Exercise prompt
Copy the complete listing word for word, but do not carry over any images.
======== Available data
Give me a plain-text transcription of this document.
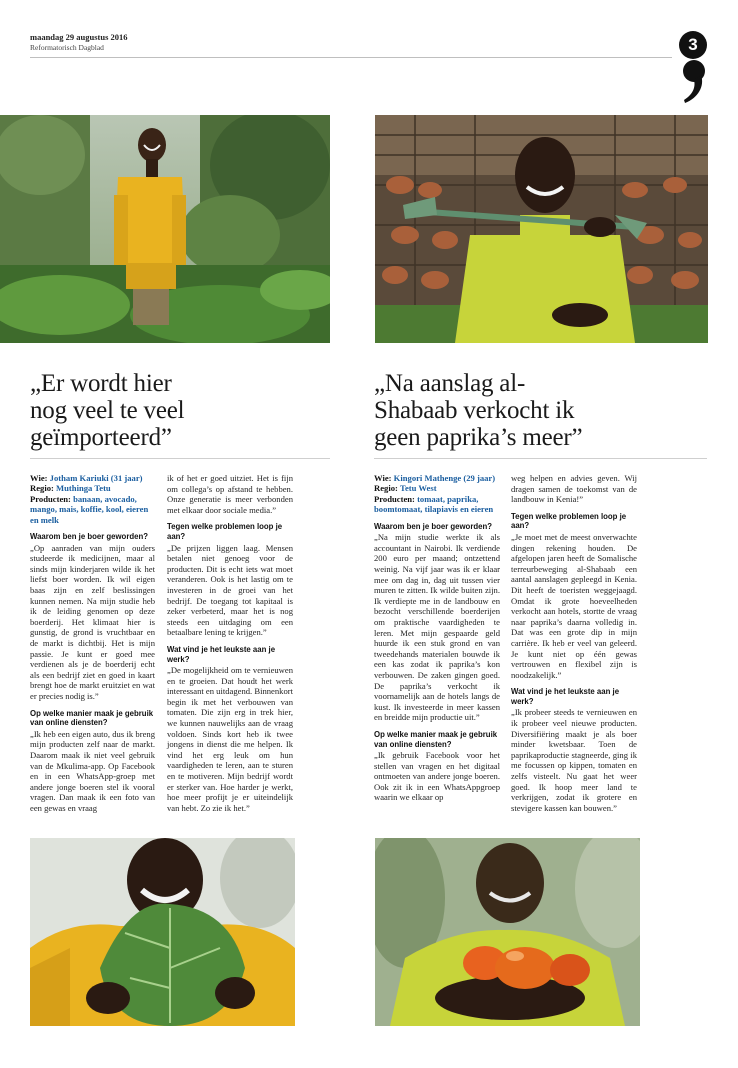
maandag 29 augustus 2016
Reformatorisch Dagblad	3
„Er wordt hier
nog veel te veel
geïmporteerd”
„Na aanslag al-
Shabaab verkocht ik
geen paprika’s meer”
Wie: Jotham Kariuki (31 jaar)
Regio: Muthinga Tetu
Producten: banaan, avocado, mango, mais, koffie, kool, eieren en melk
Waarom ben je boer geworden?

„Op aanraden van mijn ouders studeerde ik medicijnen, maar al sinds mijn kinderjaren wilde ik het liefst boer worden. Ik wil eigen baas zijn en zelf beslissingen kunnen nemen. Na mijn studie heb ik de leiding genomen op deze boerderij. Het klimaat hier is gunstig, de grond is vruchtbaar en de markt is dichtbij. Het is mijn passie. Je kunt er goed mee verdienen als je de boerderij echt als een bedrijf ziet en goed in kaart brengt hoe de markt eruitziet en wat er precies nodig is.”

Op welke manier maak je gebruik van online diensten?

„Ik heb een eigen auto, dus ik breng mijn producten zelf naar de markt. Daarom maak ik niet veel gebruik van de Mkulima-app. Op Facebook en in een WhatsApp-groep met andere jonge boeren stel ik vooral vragen. Dan maak ik een foto van een gewas en vraag

ik of het er goed uitziet. Het is fijn om collega’s op afstand te hebben. Onze generatie is meer verbonden met elkaar door sociale media.”

Tegen welke problemen loop je aan?

„De prijzen liggen laag. Mensen betalen niet genoeg voor de producten. Dit is echt iets wat moet veranderen. Ook is het lastig om te investeren in de groei van het bedrijf. De toegang tot kapitaal is zeker verbeterd, maar het is nog steeds een uitdaging om een betaalbare lening te krijgen.”

Wat vind je het leukste aan je werk?

„De mogelijkheid om te vernieuwen en te groeien. Dat houdt het werk interessant en uitdagend. Binnenkort begin ik met het verbouwen van tomaten. Die zijn erg in trek hier, we kunnen nauwelijks aan de vraag voldoen. Sinds kort heb ik twee jongens in dienst die me helpen. Ik vind het erg leuk om hun vaardigheden te leren, aan te sturen en te motiveren. Mijn bedrijf wordt er sterker van. Hoe harder je werkt, hoe meer profijt je er uiteindelijk van hebt. Zo zie ik het.”

Wie: Kingori Mathenge (29 jaar)
Regio: Tetu West
Producten: tomaat, paprika, boomtomaat, tilapiavis en eieren
Waarom ben je boer geworden?

„Na mijn studie werkte ik als accountant in Nairobi. Ik verdiende 200 euro per maand; ontzettend weinig. Na vijf jaar was ik er klaar mee om dag in, dag uit tussen vier muren te zitten. Ik wilde buiten zijn. Ik verdiepte me in de landbouw en bezocht verschillende boerderijen om praktische vaardigheden te leren. Met mijn gespaarde geld huurde ik een stuk grond en van tweedehands materialen bouwde ik een kas zodat ik paprika’s kon verbouwen. De zaken gingen goed. De paprika’s verkocht ik voornamelijk aan de hotels langs de kust. Ik investeerde in meer kassen en breidde mijn productie uit.”

Op welke manier maak je gebruik van online diensten?

„Ik gebruik Facebook voor het stellen van vragen en het digitaal ontmoeten van andere jonge boeren. Ook zit ik in een WhatsAppgroep waarin we elkaar op

weg helpen en advies geven. Wij dragen samen de toekomst van de landbouw in Kenia!”

Tegen welke problemen loop je aan?

„Je moet met de meest onverwachte dingen rekening houden. De afgelopen jaren heeft de Somalische terreurbeweging al-Shabaab een aantal aanslagen gepleegd in Kenia. Dit heeft de toeristen weggejaagd. Omdat ik grote hoeveelheden verkocht aan hotels, stortte de vraag naar paprika’s daarna volledig in. Dat was een grote dip in mijn carrière. Ik heb er veel van geleerd. Je kunt niet op één gewas vertrouwen en flexibel zijn is noodzakelijk.”

Wat vind je het leukste aan je werk?

„Ik probeer steeds te vernieuwen en ik probeer veel nieuwe producten. Diversifiëring maakt je als boer minder kwetsbaar. Toen de paprikaproductie stagneerde, ging ik me focussen op kippen, tomaten en zelfs visteelt. Nu gaat het weer goed. Ik hoop meer land te verkrijgen, zodat ik grotere en stevigere kassen kan bouwen.”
================
Response box
Give me a plain-text transcription of this document.
maandag 29 augustus 2016
Reformatorisch Dagblad	3
„Er wordt hier
nog veel te veel
geïmporteerd”
„Na aanslag al-
Shabaab verkocht ik
geen paprika’s meer”
Wie: Jotham Kariuki (31 jaar)
Regio: Muthinga Tetu
Producten: banaan, avocado, mango, mais, koffie, kool, eieren en melk
Waarom ben je boer geworden?

„Op aanraden van mijn ouders studeerde ik medicijnen, maar al sinds mijn kinderjaren wilde ik het liefst boer worden. Ik wil eigen baas zijn en zelf beslissingen kunnen nemen. Na mijn studie heb ik de leiding genomen op deze boerderij. Het klimaat hier is gunstig, de grond is vruchtbaar en de markt is dichtbij. Het is mijn passie. Je kunt er goed mee verdienen als je de boerderij echt als een bedrijf ziet en goed in kaart brengt hoe de markt eruitziet en wat er precies nodig is.”

Op welke manier maak je gebruik van online diensten?

„Ik heb een eigen auto, dus ik breng mijn producten zelf naar de markt. Daarom maak ik niet veel gebruik van de Mkulima-app. Op Facebook en in een WhatsApp-groep met andere jonge boeren stel ik vooral vragen. Dan maak ik een foto van een gewas en vraag

ik of het er goed uitziet. Het is fijn om collega’s op afstand te hebben. Onze generatie is meer verbonden met elkaar door sociale media.”

Tegen welke problemen loop je aan?

„De prijzen liggen laag. Mensen betalen niet genoeg voor de producten. Dit is echt iets wat moet veranderen. Ook is het lastig om te investeren in de groei van het bedrijf. De toegang tot kapitaal is zeker verbeterd, maar het is nog steeds een uitdaging om een betaalbare lening te krijgen.”

Wat vind je het leukste aan je werk?

„De mogelijkheid om te vernieuwen en te groeien. Dat houdt het werk interessant en uitdagend. Binnenkort begin ik met het verbouwen van tomaten. Die zijn erg in trek hier, we kunnen nauwelijks aan de vraag voldoen. Sinds kort heb ik twee jongens in dienst die me helpen. Ik vind het erg leuk om hun vaardigheden te leren, aan te sturen en te motiveren. Mijn bedrijf wordt er sterker van. Hoe harder je werkt, hoe meer profijt je er uiteindelijk van hebt. Zo zie ik het.”

Wie: Kingori Mathenge (29 jaar)
Regio: Tetu West
Producten: tomaat, paprika, boomtomaat, tilapiavis en eieren
Waarom ben je boer geworden?

„Na mijn studie werkte ik als accountant in Nairobi. Ik verdiende 200 euro per maand; ontzettend weinig. Na vijf jaar was ik er klaar mee om dag in, dag uit tussen vier muren te zitten. Ik wilde buiten zijn. Ik verdiepte me in de landbouw en bezocht verschillende boerderijen om praktische vaardigheden te leren. Met mijn gespaarde geld huurde ik een stuk grond en van tweedehands materialen bouwde ik een kas zodat ik paprika’s kon verbouwen. De zaken gingen goed. De paprika’s verkocht ik voornamelijk aan de hotels langs de kust. Ik investeerde in meer kassen en breidde mijn productie uit.”

Op welke manier maak je gebruik van online diensten?

„Ik gebruik Facebook voor het stellen van vragen en het digitaal ontmoeten van andere jonge boeren. Ook zit ik in een WhatsAppgroep waarin we elkaar op

weg helpen en advies geven. Wij dragen samen de toekomst van de landbouw in Kenia!”

Tegen welke problemen loop je aan?

„Je moet met de meest onverwachte dingen rekening houden. De afgelopen jaren heeft de Somalische terreurbeweging al-Shabaab een aantal aanslagen gepleegd in Kenia. Dit heeft de toeristen weggejaagd. Omdat ik grote hoeveelheden verkocht aan hotels, stortte de vraag naar paprika’s daarna volledig in. Dat was een grote dip in mijn carrière. Ik heb er veel van geleerd. Je kunt niet op één gewas vertrouwen en flexibel zijn is noodzakelijk.”

Wat vind je het leukste aan je werk?

„Ik probeer steeds te vernieuwen en ik probeer veel nieuwe producten. Diversifiëring maakt je als boer minder kwetsbaar. Toen de paprikaproductie stagneerde, ging ik me focussen op kippen, tomaten en zelfs visteelt. Nu gaat het weer goed. Ik hoop meer land te verkrijgen, zodat ik grotere en stevigere kassen kan bouwen.”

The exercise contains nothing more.